## Task objective
Pick up the forum thread about Intel's new 28-core Xeon from its last line and keep it going.

## Extract
::::::

Intel launches new 28-core Xeon CPU

PhireSide

Executive Member
Joined
Dec 31, 2006
Messages
8,685
When overclocked this bad boy (along with the necessary motherboard and cooling solution) pulls more watts than a small microwave.

Damn.
 

Messugga

Honorary Master
Joined
Sep 4, 2007
Messages
10,409
Weird core count. Does anyone have any insight as to why they went for 24? 3x 8 core CPUs glued together?
 

Wasabee!

Expert Member
Joined
Apr 5, 2012
Messages
4,270
  • Ryzen Threadripper 2920X: 12-cores, 24-threads, clocked at 3.5GHz to 4.3GHz
  • Ryzen Threadripper 2950X: 16-cores, 32-threads, clocked at 3.5GHz to 4.4GHz
  • Ryzen Threadripper 2970WX: 24-cores, 48-threads, clocked at 3.0GHz to 4.2GHz
  • Ryzen Threadripper 2990WX: 32-cores, 64-threads, clocked at 3.0GHz to 4.2GHz
Or wait a few months and get a Zen 2 Threadripper.
 

Genisys

Executive Member
Joined
Jan 12, 2016
Messages
9,476
  • Ryzen Threadripper 2920X: 12-cores, 24-threads, clocked at 3.5GHz to 4.3GHz
  • Ryzen Threadripper 2950X: 16-cores, 32-threads, clocked at 3.5GHz to 4.4GHz
  • Ryzen Threadripper 2970WX: 24-cores, 48-threads, clocked at 3.0GHz to 4.2GHz
  • Ryzen Threadripper 2990WX: 32-cores, 64-threads, clocked at 3.0GHz to 4.2GHz
Or wait a few months and get a Zen 2 Threadripper.
Or just buy the best product for your use case and don't care about the never ending AMD vs Intel fight. After all, if you are spending more than R40 000 on a CPU odds are you are not going to care about the AMD vs Intel crap, an considering its a Xeon you are probably not going to only be buying one.
 

Wasabee!

::::::

[Extracted records]
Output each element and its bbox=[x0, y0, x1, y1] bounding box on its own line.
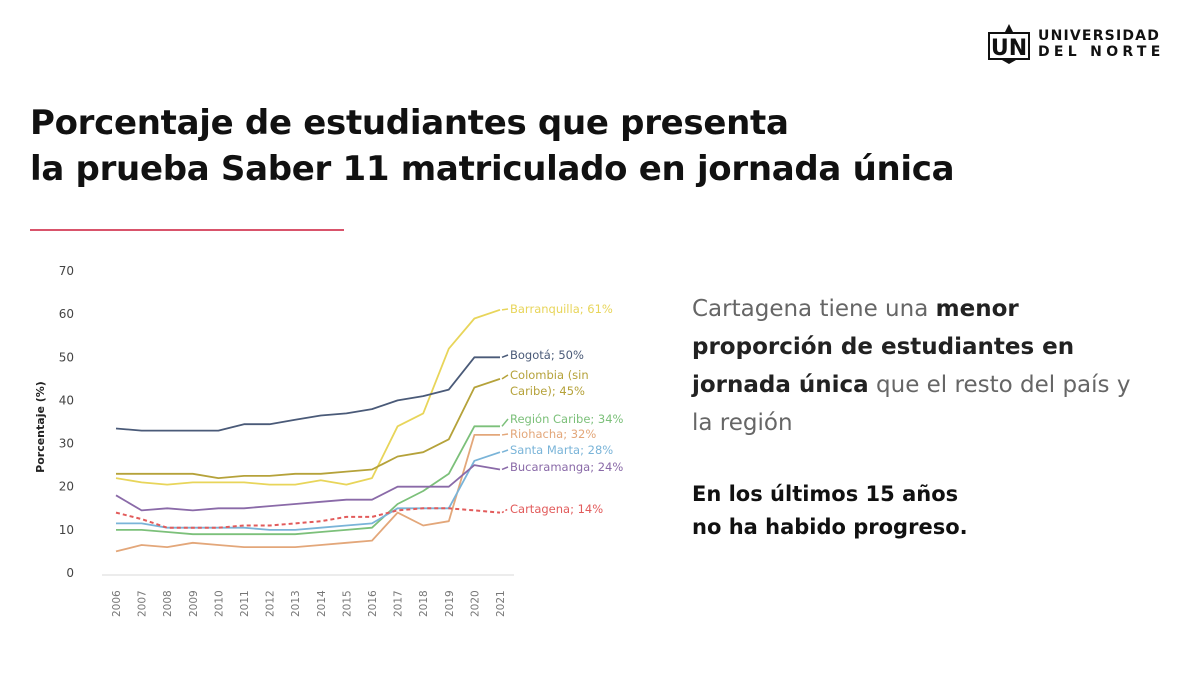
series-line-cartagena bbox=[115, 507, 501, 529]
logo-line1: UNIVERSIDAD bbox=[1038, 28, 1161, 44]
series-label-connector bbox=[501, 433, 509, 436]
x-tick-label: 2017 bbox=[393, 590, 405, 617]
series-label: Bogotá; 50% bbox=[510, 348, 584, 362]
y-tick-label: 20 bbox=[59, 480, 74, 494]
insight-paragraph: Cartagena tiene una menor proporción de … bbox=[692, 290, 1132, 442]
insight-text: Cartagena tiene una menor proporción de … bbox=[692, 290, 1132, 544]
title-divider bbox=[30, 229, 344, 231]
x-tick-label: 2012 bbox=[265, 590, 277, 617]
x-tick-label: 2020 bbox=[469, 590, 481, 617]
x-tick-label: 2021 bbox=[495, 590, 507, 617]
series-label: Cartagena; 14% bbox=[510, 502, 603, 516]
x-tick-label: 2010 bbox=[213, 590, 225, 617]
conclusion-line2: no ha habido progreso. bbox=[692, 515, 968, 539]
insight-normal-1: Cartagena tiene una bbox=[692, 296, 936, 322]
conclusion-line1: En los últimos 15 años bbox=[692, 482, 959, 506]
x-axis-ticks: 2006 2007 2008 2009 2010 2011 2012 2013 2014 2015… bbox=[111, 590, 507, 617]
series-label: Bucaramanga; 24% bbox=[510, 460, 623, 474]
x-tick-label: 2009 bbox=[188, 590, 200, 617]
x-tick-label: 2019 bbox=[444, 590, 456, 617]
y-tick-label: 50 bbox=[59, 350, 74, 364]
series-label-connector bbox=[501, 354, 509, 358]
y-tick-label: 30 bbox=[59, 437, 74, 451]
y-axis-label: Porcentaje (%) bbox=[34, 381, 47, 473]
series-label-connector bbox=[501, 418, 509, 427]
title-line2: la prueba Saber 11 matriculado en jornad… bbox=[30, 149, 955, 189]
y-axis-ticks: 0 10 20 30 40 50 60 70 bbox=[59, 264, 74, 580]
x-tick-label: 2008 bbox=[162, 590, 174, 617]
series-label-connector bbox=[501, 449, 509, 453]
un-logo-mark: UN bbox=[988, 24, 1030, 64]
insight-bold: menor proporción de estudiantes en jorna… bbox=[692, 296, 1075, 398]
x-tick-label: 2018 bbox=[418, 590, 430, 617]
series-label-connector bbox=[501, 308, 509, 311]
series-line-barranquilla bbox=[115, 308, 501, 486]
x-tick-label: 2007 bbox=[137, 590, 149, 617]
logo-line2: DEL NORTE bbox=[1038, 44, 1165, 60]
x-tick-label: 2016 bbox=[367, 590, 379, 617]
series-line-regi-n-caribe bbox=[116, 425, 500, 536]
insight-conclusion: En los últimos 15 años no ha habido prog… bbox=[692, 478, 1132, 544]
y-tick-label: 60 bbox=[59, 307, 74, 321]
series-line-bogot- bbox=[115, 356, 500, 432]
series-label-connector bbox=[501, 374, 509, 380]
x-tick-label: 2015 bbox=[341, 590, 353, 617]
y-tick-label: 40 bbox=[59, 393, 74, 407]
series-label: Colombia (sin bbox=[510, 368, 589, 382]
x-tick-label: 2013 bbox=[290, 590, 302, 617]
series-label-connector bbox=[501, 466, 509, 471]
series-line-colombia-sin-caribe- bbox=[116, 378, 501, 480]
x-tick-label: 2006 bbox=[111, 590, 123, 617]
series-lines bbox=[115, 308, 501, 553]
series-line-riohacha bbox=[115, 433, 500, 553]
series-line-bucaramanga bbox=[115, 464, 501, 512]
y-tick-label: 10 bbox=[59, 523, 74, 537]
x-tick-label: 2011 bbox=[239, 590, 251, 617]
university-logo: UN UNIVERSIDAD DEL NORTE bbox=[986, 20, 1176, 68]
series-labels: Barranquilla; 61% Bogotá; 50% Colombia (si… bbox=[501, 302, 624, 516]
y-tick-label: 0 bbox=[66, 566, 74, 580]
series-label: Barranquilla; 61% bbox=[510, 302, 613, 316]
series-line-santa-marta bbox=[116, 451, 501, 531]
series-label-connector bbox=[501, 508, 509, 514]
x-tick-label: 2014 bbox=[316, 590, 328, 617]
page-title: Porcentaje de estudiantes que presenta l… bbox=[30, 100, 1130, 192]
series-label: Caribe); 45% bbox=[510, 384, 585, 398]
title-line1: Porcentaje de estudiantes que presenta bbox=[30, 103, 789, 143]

::::::

## Written answer
Expert Member
Joined
Apr 5, 2012
Messages
4,270
Or just buy the best product for your use case and don't care about the never ending AMD vs Intel fight. After all, if you are spending more than R40 000 on a CPU odds are you are not going to care about the AMD vs Intel crap, an considering its a Xeon you are probably not going to only be buying one.
You need to define 'best product' as it could mean most expensive with best performance. Value, power consumption, heat output, security, performance etc are all factors in 'best product'. Since I'm sure most applications of this CPU will be commercial, I think most buyers will actually look very carefully at all these factors and ensure they've made the right decision.

Saying that you 'just' buy the 'best product' is like saying you just pop in the corner shop and get some milk. This CPU will in most applications be an asset part of some infrastructure or system working to recover the capex cost, most buyers will think very carefully before buying this - especially with AMD being so aggressive in this market space.

Just read up what first gen Threadripper/Zen did to this market, Intel changed their whole strategy because of AMD since then.
 

cguy

Expert Member
Joined
Jan 2, 2013
Messages
4,878
I'm a muppet. Meant 28. Which is also a weird core count.
Heh. To answer your question, it isn't split into multiple chips. There is some symmetry on the chip that will usually make the core count divisible by 2 and usually 4. There are other units on the chip such as the PCIE root complex, snooping hardware (home agent), UPI interfaces, memory controllers, etc. that are laid out with the core units (which usually also include a dedicated L1/L2 and slice of L3). Because they are laid out together, and these other units are of different sizes, the core count can be pretty arbitrary.

AMD has taken to splitting into multi core modules. The NUMA characteristics of this is a nightmare, but it does allow some production efficiencies.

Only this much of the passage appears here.